++++ Data to use ++++

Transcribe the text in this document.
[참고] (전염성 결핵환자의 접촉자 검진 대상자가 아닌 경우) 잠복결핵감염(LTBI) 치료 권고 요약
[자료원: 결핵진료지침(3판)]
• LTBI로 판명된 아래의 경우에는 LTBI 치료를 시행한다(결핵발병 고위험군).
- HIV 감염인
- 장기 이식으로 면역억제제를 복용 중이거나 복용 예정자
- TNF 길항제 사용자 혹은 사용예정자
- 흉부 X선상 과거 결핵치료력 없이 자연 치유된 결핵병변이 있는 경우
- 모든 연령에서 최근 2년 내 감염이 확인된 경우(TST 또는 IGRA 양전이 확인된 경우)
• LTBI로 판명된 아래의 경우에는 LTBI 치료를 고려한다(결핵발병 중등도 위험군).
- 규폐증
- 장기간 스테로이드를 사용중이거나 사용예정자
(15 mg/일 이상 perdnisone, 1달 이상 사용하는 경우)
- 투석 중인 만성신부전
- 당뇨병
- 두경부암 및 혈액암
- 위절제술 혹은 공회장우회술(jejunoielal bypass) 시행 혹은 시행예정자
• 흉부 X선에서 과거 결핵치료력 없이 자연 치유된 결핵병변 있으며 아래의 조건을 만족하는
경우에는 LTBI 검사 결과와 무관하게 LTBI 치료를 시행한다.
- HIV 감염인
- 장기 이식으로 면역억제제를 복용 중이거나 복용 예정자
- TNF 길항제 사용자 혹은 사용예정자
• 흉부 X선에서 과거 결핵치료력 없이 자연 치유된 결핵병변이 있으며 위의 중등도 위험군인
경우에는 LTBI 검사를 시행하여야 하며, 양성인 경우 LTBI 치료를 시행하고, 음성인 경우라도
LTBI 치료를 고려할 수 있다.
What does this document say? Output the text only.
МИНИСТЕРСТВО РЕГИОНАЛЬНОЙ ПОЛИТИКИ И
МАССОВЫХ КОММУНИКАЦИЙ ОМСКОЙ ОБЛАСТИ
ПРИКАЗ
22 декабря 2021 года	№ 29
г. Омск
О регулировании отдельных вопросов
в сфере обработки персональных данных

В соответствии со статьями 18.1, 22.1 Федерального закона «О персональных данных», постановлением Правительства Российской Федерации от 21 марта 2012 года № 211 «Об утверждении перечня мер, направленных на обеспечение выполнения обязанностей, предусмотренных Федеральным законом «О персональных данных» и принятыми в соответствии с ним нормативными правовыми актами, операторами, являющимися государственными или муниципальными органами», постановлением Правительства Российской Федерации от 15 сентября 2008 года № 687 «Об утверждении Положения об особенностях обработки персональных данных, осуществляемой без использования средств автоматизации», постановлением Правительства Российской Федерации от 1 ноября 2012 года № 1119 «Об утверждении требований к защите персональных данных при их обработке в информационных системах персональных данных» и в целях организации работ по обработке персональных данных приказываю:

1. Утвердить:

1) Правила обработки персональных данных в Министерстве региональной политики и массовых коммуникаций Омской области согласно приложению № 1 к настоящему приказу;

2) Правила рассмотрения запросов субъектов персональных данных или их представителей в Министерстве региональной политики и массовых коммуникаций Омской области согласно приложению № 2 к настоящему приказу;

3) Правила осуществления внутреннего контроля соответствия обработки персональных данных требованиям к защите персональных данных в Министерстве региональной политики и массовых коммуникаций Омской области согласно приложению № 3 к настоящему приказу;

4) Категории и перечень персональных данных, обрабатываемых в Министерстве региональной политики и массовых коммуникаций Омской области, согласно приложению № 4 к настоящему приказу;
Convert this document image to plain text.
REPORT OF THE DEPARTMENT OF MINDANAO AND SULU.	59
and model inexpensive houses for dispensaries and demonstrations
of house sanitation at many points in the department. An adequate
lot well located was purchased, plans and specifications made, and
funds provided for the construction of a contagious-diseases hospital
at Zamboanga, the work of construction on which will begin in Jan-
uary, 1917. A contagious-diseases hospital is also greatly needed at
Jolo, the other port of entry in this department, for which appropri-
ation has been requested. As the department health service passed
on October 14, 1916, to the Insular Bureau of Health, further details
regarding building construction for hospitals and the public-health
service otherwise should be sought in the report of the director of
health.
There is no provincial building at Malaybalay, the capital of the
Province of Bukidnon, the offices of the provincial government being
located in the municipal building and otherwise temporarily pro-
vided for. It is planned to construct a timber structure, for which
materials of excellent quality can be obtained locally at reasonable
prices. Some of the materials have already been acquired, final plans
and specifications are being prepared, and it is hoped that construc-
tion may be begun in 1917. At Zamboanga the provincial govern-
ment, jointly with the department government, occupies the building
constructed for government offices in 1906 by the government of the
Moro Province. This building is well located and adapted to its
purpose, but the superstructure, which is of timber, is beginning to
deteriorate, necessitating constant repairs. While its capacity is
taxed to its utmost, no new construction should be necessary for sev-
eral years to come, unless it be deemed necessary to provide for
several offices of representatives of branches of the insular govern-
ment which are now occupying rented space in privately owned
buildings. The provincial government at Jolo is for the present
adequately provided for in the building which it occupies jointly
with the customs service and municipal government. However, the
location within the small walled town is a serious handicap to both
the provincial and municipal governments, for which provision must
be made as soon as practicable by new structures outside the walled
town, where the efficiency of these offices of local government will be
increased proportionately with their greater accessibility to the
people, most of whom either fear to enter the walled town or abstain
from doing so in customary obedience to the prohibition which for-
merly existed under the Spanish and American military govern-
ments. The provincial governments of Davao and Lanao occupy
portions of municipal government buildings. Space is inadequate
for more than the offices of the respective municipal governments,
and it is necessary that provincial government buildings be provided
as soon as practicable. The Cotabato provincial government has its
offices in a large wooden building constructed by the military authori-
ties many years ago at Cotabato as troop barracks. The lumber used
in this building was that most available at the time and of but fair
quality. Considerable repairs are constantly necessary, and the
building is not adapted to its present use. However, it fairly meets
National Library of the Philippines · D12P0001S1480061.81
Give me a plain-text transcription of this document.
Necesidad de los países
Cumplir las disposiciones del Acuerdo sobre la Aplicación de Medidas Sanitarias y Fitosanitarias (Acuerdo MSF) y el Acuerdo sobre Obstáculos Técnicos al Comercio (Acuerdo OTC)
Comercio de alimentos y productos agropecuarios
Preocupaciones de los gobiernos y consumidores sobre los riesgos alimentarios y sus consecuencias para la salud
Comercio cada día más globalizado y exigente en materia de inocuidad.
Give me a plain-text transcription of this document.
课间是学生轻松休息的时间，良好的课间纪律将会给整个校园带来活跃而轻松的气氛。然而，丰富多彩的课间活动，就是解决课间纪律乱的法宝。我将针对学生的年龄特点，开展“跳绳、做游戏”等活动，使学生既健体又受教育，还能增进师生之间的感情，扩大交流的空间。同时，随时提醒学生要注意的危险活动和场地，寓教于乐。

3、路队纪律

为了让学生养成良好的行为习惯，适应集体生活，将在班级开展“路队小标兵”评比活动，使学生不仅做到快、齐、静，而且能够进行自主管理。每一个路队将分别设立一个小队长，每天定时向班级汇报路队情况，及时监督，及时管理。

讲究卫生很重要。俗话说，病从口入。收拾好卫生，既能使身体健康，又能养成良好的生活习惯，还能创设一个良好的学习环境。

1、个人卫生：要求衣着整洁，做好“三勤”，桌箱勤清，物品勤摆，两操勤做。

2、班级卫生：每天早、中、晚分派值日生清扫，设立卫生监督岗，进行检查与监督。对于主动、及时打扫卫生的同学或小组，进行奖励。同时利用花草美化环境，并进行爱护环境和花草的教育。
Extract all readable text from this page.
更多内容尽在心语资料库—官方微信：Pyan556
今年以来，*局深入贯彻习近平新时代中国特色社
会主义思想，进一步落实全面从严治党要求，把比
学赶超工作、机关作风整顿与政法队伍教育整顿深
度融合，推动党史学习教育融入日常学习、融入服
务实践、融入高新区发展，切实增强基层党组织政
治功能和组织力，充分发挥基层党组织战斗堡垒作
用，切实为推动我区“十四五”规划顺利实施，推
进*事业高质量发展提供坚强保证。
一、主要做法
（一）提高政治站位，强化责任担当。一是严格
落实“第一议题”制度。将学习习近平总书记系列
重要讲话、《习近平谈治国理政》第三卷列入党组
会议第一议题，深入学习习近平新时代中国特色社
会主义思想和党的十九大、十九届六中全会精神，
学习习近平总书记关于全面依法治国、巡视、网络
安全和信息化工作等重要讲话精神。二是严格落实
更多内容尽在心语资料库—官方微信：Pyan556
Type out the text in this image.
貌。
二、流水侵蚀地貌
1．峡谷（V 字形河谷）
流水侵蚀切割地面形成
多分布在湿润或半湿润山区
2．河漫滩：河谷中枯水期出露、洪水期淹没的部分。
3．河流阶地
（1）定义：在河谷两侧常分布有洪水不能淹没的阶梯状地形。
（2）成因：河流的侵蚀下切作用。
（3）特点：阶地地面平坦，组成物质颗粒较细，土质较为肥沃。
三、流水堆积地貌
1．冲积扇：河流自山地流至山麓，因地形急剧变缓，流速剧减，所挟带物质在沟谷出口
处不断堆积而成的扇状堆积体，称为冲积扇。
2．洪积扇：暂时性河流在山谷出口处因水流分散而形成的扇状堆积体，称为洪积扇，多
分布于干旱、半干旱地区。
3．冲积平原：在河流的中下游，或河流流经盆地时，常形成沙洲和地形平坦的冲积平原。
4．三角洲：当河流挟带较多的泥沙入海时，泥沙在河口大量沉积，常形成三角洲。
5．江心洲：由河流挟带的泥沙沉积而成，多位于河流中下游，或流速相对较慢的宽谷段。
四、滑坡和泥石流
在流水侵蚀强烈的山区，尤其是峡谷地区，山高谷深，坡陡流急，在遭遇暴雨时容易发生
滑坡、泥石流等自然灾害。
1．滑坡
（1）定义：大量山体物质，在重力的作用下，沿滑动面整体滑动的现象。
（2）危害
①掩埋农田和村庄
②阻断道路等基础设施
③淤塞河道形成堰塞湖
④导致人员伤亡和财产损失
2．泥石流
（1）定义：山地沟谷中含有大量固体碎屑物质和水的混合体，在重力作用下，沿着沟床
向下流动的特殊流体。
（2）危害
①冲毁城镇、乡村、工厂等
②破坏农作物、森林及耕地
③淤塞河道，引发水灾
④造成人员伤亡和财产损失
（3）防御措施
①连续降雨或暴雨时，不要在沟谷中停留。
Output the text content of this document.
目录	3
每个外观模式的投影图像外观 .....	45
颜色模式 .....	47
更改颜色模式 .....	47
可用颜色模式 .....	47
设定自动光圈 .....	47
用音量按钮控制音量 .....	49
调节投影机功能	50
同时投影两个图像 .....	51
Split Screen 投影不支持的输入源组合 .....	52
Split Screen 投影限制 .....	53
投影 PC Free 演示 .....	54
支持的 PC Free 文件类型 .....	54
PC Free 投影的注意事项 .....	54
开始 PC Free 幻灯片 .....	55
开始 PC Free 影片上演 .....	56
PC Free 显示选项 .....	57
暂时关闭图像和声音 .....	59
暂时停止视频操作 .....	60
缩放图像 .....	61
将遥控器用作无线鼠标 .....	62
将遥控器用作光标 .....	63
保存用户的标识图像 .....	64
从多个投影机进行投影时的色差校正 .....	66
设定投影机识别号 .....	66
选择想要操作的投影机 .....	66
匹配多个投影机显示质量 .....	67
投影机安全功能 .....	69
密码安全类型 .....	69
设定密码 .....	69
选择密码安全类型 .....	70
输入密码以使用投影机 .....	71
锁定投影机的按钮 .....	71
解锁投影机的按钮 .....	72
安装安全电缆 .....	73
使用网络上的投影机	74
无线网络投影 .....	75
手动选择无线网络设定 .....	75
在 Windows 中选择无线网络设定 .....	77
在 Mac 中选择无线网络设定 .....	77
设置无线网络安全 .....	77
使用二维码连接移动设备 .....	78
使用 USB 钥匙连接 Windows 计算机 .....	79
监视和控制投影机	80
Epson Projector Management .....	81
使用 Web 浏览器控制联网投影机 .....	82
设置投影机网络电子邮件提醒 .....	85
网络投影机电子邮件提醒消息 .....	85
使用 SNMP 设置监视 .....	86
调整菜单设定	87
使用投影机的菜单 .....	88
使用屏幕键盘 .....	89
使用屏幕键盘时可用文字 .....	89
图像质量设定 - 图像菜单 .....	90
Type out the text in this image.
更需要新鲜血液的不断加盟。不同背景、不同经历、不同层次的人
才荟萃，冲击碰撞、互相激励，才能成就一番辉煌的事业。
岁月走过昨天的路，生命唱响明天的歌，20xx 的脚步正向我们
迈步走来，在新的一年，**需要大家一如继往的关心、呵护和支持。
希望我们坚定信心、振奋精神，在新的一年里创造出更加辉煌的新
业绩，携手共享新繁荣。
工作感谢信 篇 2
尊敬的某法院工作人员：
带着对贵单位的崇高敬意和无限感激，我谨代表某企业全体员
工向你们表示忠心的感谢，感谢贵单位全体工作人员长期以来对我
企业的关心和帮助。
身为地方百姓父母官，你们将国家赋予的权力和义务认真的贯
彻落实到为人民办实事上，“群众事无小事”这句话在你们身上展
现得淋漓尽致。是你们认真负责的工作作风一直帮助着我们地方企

++++

> [Exercise details]: Return all lines with the word "been" in them.

> [Response to this exercise]:
ation has been requested. As the department health service passed
prices. Some of the materials have already been acquired, final plans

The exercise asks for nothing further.